══ Provided data
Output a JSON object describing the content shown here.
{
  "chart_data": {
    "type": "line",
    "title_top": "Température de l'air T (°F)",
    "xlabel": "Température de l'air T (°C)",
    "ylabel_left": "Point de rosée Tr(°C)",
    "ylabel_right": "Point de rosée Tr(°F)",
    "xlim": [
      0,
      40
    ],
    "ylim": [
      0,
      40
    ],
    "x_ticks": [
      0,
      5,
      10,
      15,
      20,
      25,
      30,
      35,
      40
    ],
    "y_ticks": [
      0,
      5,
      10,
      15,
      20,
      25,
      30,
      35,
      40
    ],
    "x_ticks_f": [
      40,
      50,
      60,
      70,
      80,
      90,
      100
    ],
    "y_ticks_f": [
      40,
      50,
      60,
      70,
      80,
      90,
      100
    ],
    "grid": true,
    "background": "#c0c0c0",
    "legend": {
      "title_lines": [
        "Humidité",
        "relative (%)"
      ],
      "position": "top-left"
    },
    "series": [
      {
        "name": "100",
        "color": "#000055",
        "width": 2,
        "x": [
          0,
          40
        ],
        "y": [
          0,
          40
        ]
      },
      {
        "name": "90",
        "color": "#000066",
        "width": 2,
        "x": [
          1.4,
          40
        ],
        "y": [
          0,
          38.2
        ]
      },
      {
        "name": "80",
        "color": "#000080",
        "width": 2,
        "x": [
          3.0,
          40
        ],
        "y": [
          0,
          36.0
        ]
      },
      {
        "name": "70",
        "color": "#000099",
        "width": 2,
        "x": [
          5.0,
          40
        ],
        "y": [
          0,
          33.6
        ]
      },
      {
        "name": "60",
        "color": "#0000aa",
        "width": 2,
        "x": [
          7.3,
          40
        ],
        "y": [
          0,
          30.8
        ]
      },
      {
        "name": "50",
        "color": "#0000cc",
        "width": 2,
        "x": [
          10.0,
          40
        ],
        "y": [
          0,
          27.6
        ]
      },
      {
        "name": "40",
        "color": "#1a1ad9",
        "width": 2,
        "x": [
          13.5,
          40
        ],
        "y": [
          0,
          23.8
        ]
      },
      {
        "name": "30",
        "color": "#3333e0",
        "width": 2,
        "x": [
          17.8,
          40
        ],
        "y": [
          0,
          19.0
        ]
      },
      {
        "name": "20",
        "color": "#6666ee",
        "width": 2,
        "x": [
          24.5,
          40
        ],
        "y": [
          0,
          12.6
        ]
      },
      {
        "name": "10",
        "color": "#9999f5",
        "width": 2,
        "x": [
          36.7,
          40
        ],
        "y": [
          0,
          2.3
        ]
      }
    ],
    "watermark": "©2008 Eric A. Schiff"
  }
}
════
Of the lines in the entries, how many include the word "name"? State only the number.

Expected output:
10